**What to produce:** Reproduce the material exactly, omitting nothing.
• • • •
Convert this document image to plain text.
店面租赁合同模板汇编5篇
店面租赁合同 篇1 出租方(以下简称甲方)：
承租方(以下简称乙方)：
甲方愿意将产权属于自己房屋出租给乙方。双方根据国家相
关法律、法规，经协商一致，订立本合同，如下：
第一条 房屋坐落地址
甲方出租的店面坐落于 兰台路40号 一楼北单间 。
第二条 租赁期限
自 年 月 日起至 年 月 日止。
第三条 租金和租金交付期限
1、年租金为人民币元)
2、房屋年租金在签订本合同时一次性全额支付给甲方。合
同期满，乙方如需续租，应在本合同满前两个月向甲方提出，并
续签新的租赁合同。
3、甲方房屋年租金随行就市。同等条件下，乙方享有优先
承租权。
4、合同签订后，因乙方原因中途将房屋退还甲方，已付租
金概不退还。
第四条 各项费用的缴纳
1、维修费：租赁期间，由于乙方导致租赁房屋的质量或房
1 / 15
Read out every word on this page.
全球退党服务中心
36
• • • •
**Problem solution:**
Convert this document image to plain text.
店面租赁合同模板汇编5篇
店面租赁合同 篇1 出租方(以下简称甲方)：
承租方(以下简称乙方)：
甲方愿意将产权属于自己房屋出租给乙方。双方根据国家相
关法律、法规，经协商一致，订立本合同，如下：
第一条 房屋坐落地址
甲方出租的店面坐落于 兰台路40号 一楼北单间 。
第二条 租赁期限
自 年 月 日起至 年 月 日止。
第三条 租金和租金交付期限
1、年租金为人民币元)
2、房屋年租金在签订本合同时一次性全额支付给甲方。合
同期满，乙方如需续租，应在本合同满前两个月向甲方提出，并
续签新的租赁合同。
3、甲方房屋年租金随行就市。同等条件下，乙方享有优先
承租权。
4、合同签订后，因乙方原因中途将房屋退还甲方，已付租
金概不退还。
第四条 各项费用的缴纳
1、维修费：租赁期间，由于乙方导致租赁房屋的质量或房
1 / 15
Read out every word on this page.
全球退党服务中心
36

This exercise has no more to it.